-- START Information given --

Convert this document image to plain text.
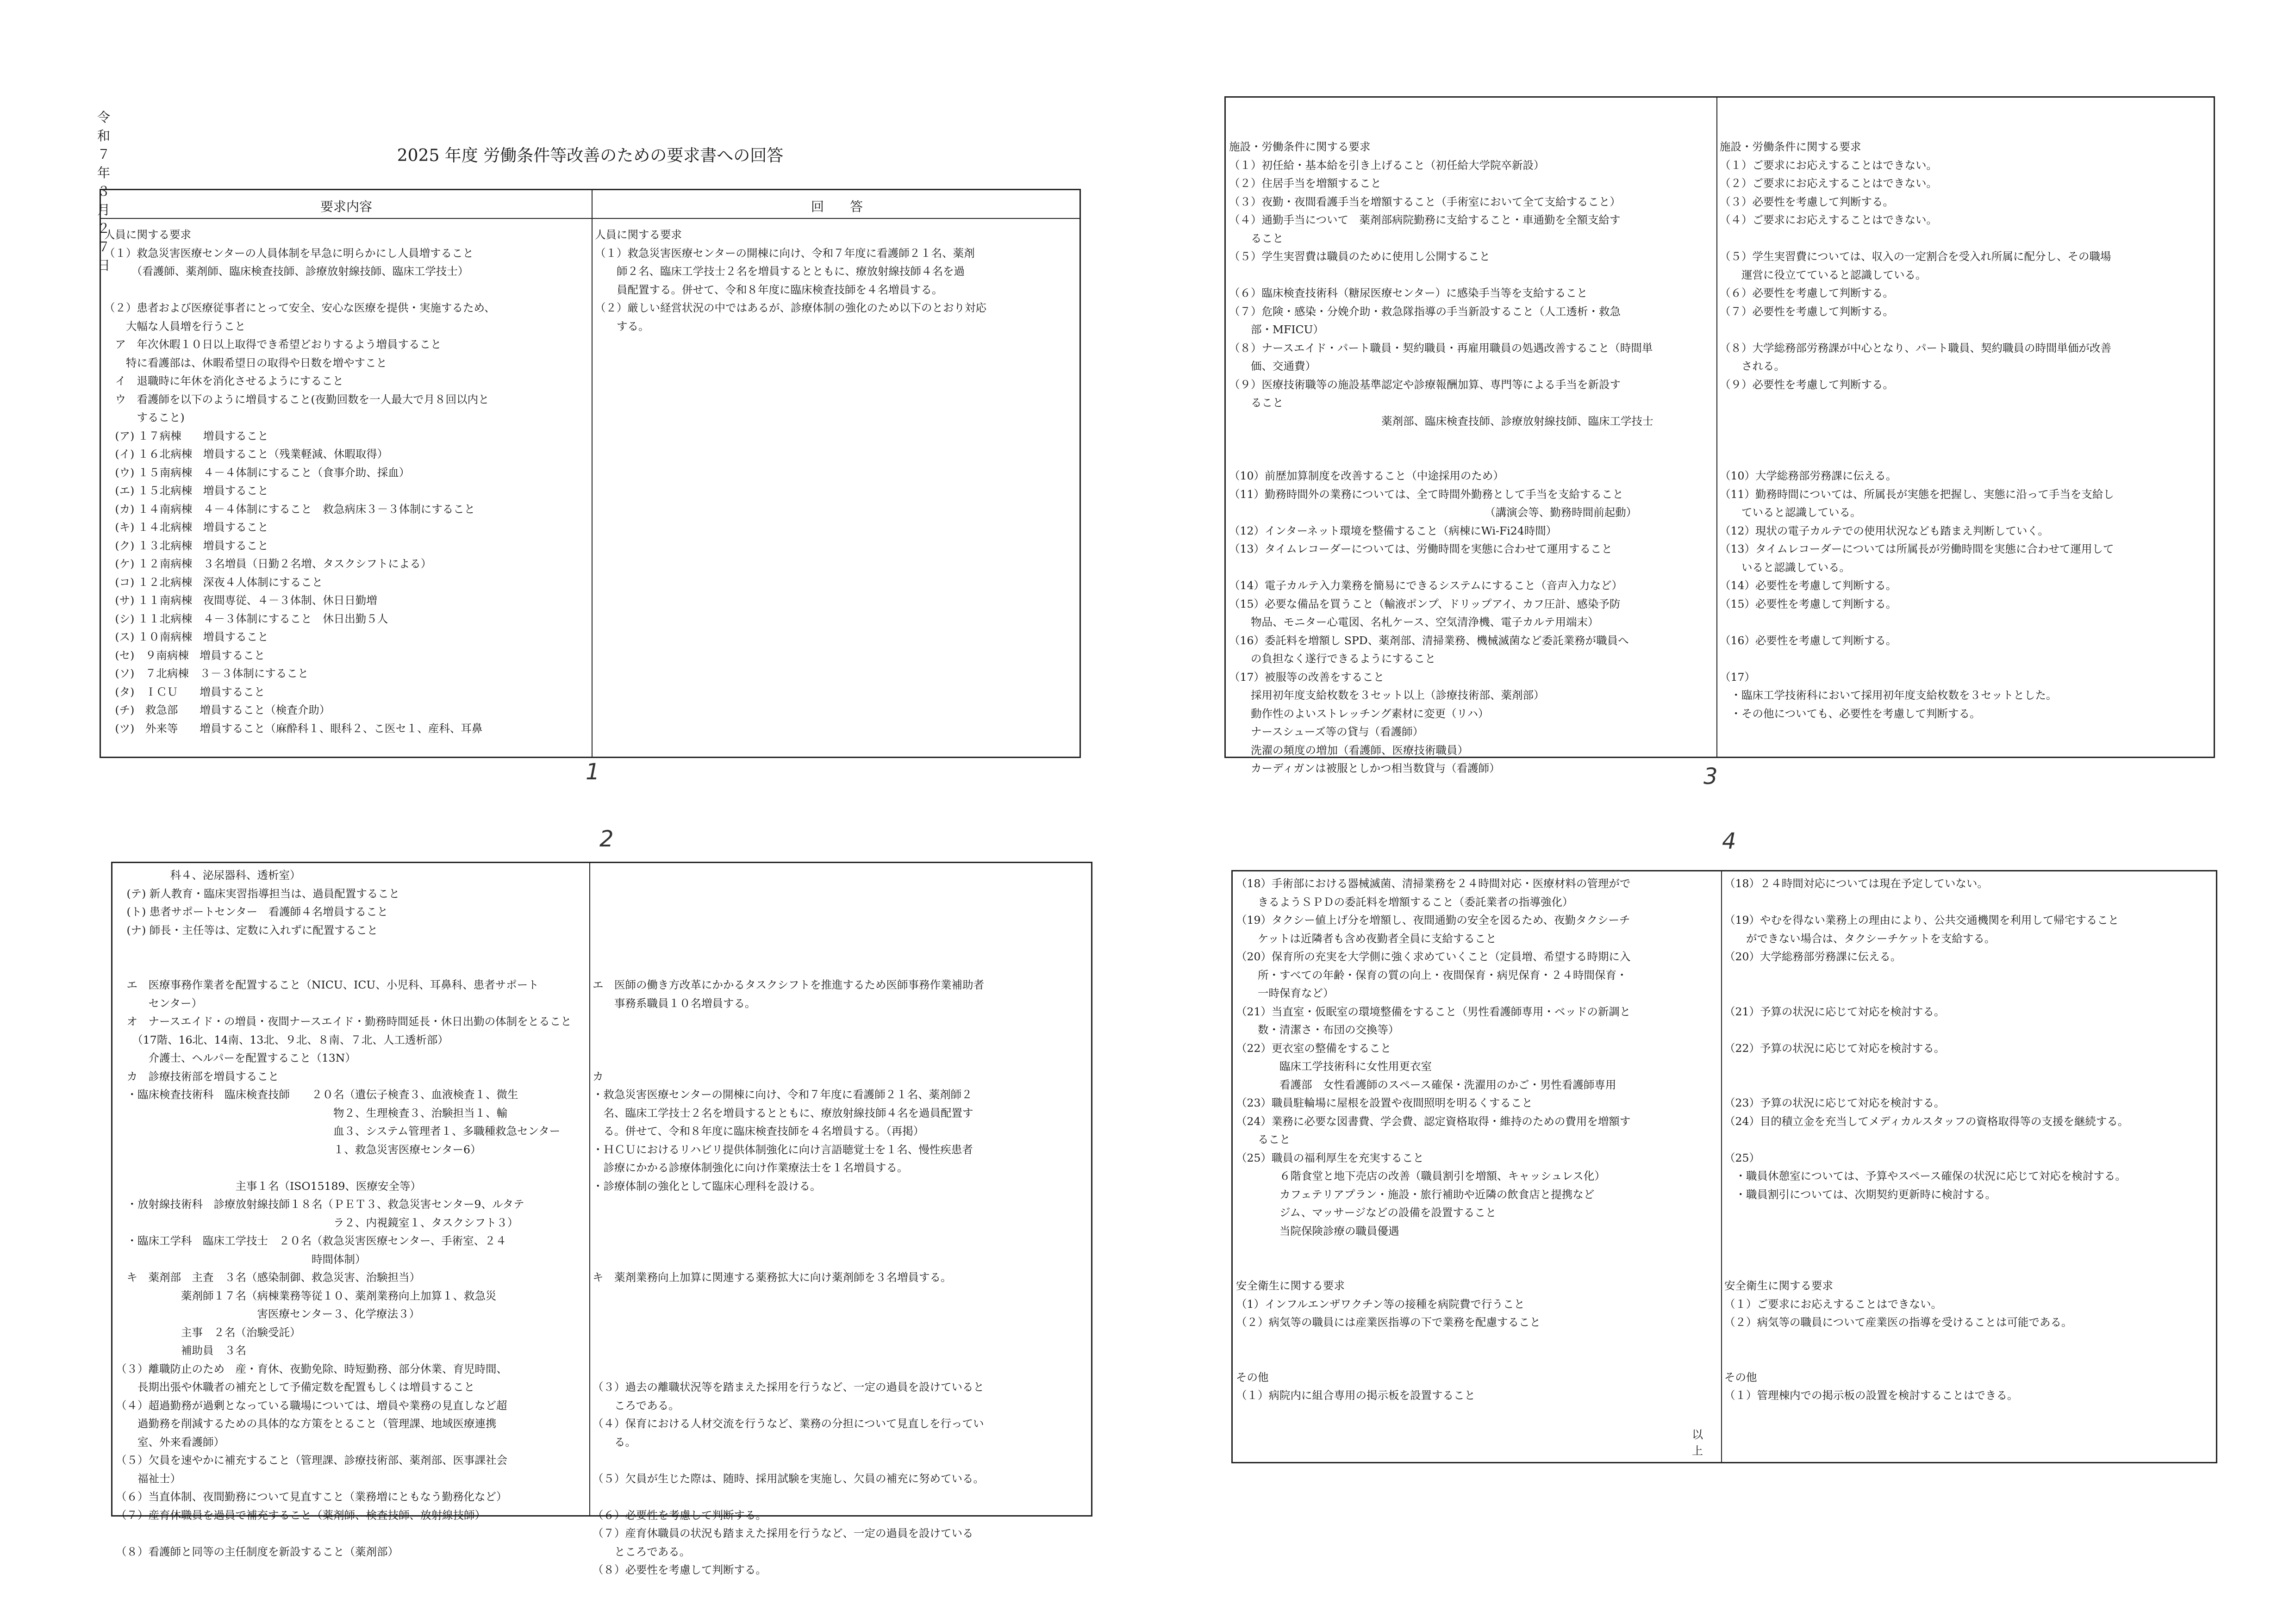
令和７年３月２７日
2025 年度 労働条件等改善のための要求書への回答
要求内容	回　　答
人員に関する要求
（１）救急災害医療センターの人員体制を早急に明らかにし人員増すること
　　　（看護師、薬剤師、臨床検査技師、診療放射線技師、臨床工学技士）
（２）患者および医療従事者にとって安全、安心な医療を提供・実施するため、
　　大幅な人員増を行うこと
　ア　年次休暇１０日以上取得でき希望どおりするよう増員すること
　　特に看護部は、休暇希望日の取得や日数を増やすこと
　イ　退職時に年休を消化させるようにすること
　ウ　看護師を以下のように増員すること(夜勤回数を一人最大で月８回以内と
　　　すること)
　(ア) １７病棟　　増員すること
　(イ) １６北病棟　増員すること（残業軽減、休暇取得）
　(ウ) １５南病棟　４－４体制にすること（食事介助、採血）
　(エ) １５北病棟　増員すること
　(カ) １４南病棟　４－４体制にすること　救急病床３－３体制にすること
　(キ) １４北病棟　増員すること
　(ク) １３北病棟　増員すること
　(ケ) １２南病棟　３名増員（日勤２名増、タスクシフトによる）
　(コ) １２北病棟　深夜４人体制にすること
　(サ) １１南病棟　夜間専従、４－３体制、休日日勤増
　(シ) １１北病棟　４－３体制にすること　休日出勤５人
　(ス) １０南病棟　増員すること
　(セ)　９南病棟　増員すること
　(ソ)　７北病棟　３－３体制にすること
　(タ)　ＩＣＵ　　増員すること
　(チ)　救急部　　増員すること（検査介助）
　(ツ)　外来等　　増員すること（麻酔科１、眼科２、こ医セ１、産科、耳鼻
人員に関する要求
（１）救急災害医療センターの開棟に向け、令和７年度に看護師２１名、薬剤
　　師２名、臨床工学技士２名を増員するとともに、療放射線技師４名を過
　　員配置する。併せて、令和８年度に臨床検査技師を４名増員する。
（２）厳しい経営状況の中ではあるが、診療体制の強化のため以下のとおり対応
　　する。
1
2
　　　　　科４、泌尿器科、透析室）
　(テ) 新人教育・臨床実習指導担当は、過員配置すること
　(ト) 患者サポートセンター　看護師４名増員すること
　(ナ) 師長・主任等は、定数に入れずに配置すること
　エ　医療事務作業者を配置すること（NICU、ICU、小児科、耳鼻科、患者サポート
　　　センター）
　オ　ナースエイド・の増員・夜間ナースエイド・勤務時間延長・休日出勤の体制をとること
　　（17階、16北、14南、13北、９北、８南、７北、人工透析部）
　　　介護士、ヘルパーを配置すること（13N）
　カ　診療技術部を増員すること
　・臨床検査技術科　臨床検査技師　　２０名（遺伝子検査３、血液検査１、微生
　　　　　　　　　　　　　　　　　　　　物２、生理検査３、治験担当１、輸
　　　　　　　　　　　　　　　　　　　　血３、システム管理者１、多職種救急センター
　　　　　　　　　　　　　　　　　　　　１、救急災害医療センター6）
　　　　　　　　　　　主事１名（ISO15189、医療安全等）
　・放射線技術科　診療放射線技師１８名（ＰＥＴ３、救急災害センター9、ルタテ
　　　　　　　　　　　　　　　　　　　　ラ２、内視鏡室１、タスクシフト３）
　・臨床工学科　臨床工学技士　２０名（救急災害医療センター、手術室、２４
　　　　　　　　　　　　　　　　　　時間体制）
　キ　薬剤部　主査　３名（感染制御、救急災害、治験担当）
　　　　　　薬剤師１７名（病棟業務等従１０、薬剤業務向上加算１、救急災
　　　　　　　　　　　　　害医療センター３、化学療法３）
　　　　　　主事　２名（治験受託）
　　　　　　補助員　３名
（３）離職防止のため　産・育休、夜勤免除、時短勤務、部分休業、育児時間、
　　長期出張や休職者の補充として予備定数を配置もしくは増員すること
（４）超過勤務が過剰となっている職場については、増員や業務の見直しなど超
　　過勤務を削減するための具体的な方策をとること（管理課、地域医療連携
　　室、外来看護師）
（５）欠員を速やかに補充すること（管理課、診療技術部、薬剤部、医事課社会
　　福祉士）
（６）当直体制、夜間勤務について見直すこと（業務増にともなう勤務化など）
（７）産育休職員を過員で補充すること（薬剤師、検査技師、放射線技師）
（８）看護師と同等の主任制度を新設すること（薬剤部）
エ　医師の働き方改革にかかるタスクシフトを推進するため医師事務作業補助者
　　事務系職員１０名増員する。
カ
・救急災害医療センターの開棟に向け、令和７年度に看護師２１名、薬剤師２
　名、臨床工学技士２名を増員するとともに、療放射線技師４名を過員配置す
　る。併せて、令和８年度に臨床検査技師を４名増員する。（再掲）
・ＨＣＵにおけるリハビリ提供体制強化に向け言語聴覚士を１名、慢性疾患者
　診療にかかる診療体制強化に向け作業療法士を１名増員する。
・診療体制の強化として臨床心理科を設ける。
キ　薬剤業務向上加算に関連する薬務拡大に向け薬剤師を３名増員する。
（３）過去の離職状況等を踏まえた採用を行うなど、一定の過員を設けていると
　　ころである。
（４）保育における人材交流を行うなど、業務の分担について見直しを行ってい
　　る。
（５）欠員が生じた際は、随時、採用試験を実施し、欠員の補充に努めている。
（６）必要性を考慮して判断する。
（７）産育休職員の状況も踏まえた採用を行うなど、一定の過員を設けている
　　ところである。
（８）必要性を考慮して判断する。
施設・労働条件に関する要求
（１）初任給・基本給を引き上げること（初任給大学院卒新設）
（２）住居手当を増額すること
（３）夜勤・夜間看護手当を増額すること（手術室において全て支給すること）
（４）通勤手当について　薬剤部病院勤務に支給すること・車通勤を全額支給す
　　ること
（５）学生実習費は職員のために使用し公開すること
（６）臨床検査技術科（糖尿医療センター）に感染手当等を支給すること
（７）危険・感染・分娩介助・救急隊指導の手当新設すること（人工透析・救急
　　部・MFICU）
（８）ナースエイド・パート職員・契約職員・再雇用職員の処遇改善すること（時間単
　　価、交通費）
（９）医療技術職等の施設基準認定や診療報酬加算、専門等による手当を新設す
　　ること
　　　　　　　　　　　　　　薬剤部、臨床検査技師、診療放射線技師、臨床工学技士
（10）前歴加算制度を改善すること（中途採用のため）
（11）勤務時間外の業務については、全て時間外勤務として手当を支給すること
　　　　　　　　　　　　　　　　　　　　　　　　（講演会等、勤務時間前起動）
（12）インターネット環境を整備すること（病棟にWi-Fi24時間）
（13）タイムレコーダーについては、労働時間を実態に合わせて運用すること
（14）電子カルテ入力業務を簡易にできるシステムにすること（音声入力など）
（15）必要な備品を買うこと（輸液ポンプ、ドリップアイ、カフ圧計、感染予防
　　物品、モニター心電図、名札ケース、空気清浄機、電子カルテ用端末）
（16）委託料を増額し SPD、薬剤部、清掃業務、機械滅菌など委託業務が職員へ
　　の負担なく遂行できるようにすること
（17）被服等の改善をすること
　　採用初年度支給枚数を３セット以上（診療技術部、薬剤部）
　　動作性のよいストレッチング素材に変更（リハ）
　　ナースシューズ等の貸与（看護師）
　　洗濯の頻度の増加（看護師、医療技術職員）
　　カーディガンは被服としかつ相当数貸与（看護師）
施設・労働条件に関する要求
（１）ご要求にお応えすることはできない。
（２）ご要求にお応えすることはできない。
（３）必要性を考慮して判断する。
（４）ご要求にお応えすることはできない。
（５）学生実習費については、収入の一定割合を受入れ所属に配分し、その職場
　　運営に役立てていると認識している。
（６）必要性を考慮して判断する。
（７）必要性を考慮して判断する。
（８）大学総務部労務課が中心となり、パート職員、契約職員の時間単価が改善
　　される。
（９）必要性を考慮して判断する。
（10）大学総務部労務課に伝える。
（11）勤務時間については、所属長が実態を把握し、実態に沿って手当を支給し
　　ていると認識している。
（12）現状の電子カルテでの使用状況なども踏まえ判断していく。
（13）タイムレコーダーについては所属長が労働時間を実態に合わせて運用して
　　いると認識している。
（14）必要性を考慮して判断する。
（15）必要性を考慮して判断する。
（16）必要性を考慮して判断する。
（17）
　・臨床工学技術科において採用初年度支給枚数を３セットとした。
　・その他についても、必要性を考慮して判断する。
3
4
（18）手術部における器械滅菌、清掃業務を２４時間対応・医療材料の管理がで
　　きるようＳＰＤの委託料を増額すること（委託業者の指導強化）
（19）タクシー値上げ分を増額し、夜間通勤の安全を図るため、夜勤タクシーチ
　　ケットは近隣者も含め夜勤者全員に支給すること
（20）保育所の充実を大学側に強く求めていくこと（定員増、希望する時期に入
　　所・すべての年齢・保育の質の向上・夜間保育・病児保育・２４時間保育・
　　一時保育など）
（21）当直室・仮眠室の環境整備をすること（男性看護師専用・ベッドの新調と
　　数・清潔さ・布団の交換等）
（22）更衣室の整備をすること
　　　　臨床工学技術科に女性用更衣室
　　　　看護部　女性看護師のスペース確保・洗濯用のかご・男性看護師専用
（23）職員駐輪場に屋根を設置や夜間照明を明るくすること
（24）業務に必要な図書費、学会費、認定資格取得・維持のための費用を増額す
　　ること
（25）職員の福利厚生を充実すること
　　　　６階食堂と地下売店の改善（職員割引を増額、キャッシュレス化）
　　　　カフェテリアプラン・施設・旅行補助や近隣の飲食店と提携など
　　　　ジム、マッサージなどの設備を設置すること
　　　　当院保険診療の職員優遇
安全衛生に関する要求
（1）インフルエンザワクチン等の接種を病院費で行うこと
（２）病気等の職員には産業医指導の下で業務を配慮すること
その他
（１）病院内に組合専用の掲示板を設置すること
（18）２４時間対応については現在予定していない。
（19）やむを得ない業務上の理由により、公共交通機関を利用して帰宅すること
　　ができない場合は、タクシーチケットを支給する。
（20）大学総務部労務課に伝える。
（21）予算の状況に応じて対応を検討する。
（22）予算の状況に応じて対応を検討する。
（23）予算の状況に応じて対応を検討する。
（24）目的積立金を充当してメディカルスタッフの資格取得等の支援を継続する。
（25）
　・職員休憩室については、予算やスペース確保の状況に応じて対応を検討する。
　・職員割引については、次期契約更新時に検討する。
安全衛生に関する要求
（１）ご要求にお応えすることはできない。
（２）病気等の職員について産業医の指導を受けることは可能である。
その他
（１）管理棟内での掲示板の設置を検討することはできる。
以上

-- END Information given --

- Problem statement
For this exercise, gather every line of the data that contains the word "パート職員".

- Result for this exercise
（８）ナースエイド・パート職員・契約職員・再雇用職員の処遇改善すること（時間単
（８）大学総務部労務課が中心となり、パート職員、契約職員の時間単価が改善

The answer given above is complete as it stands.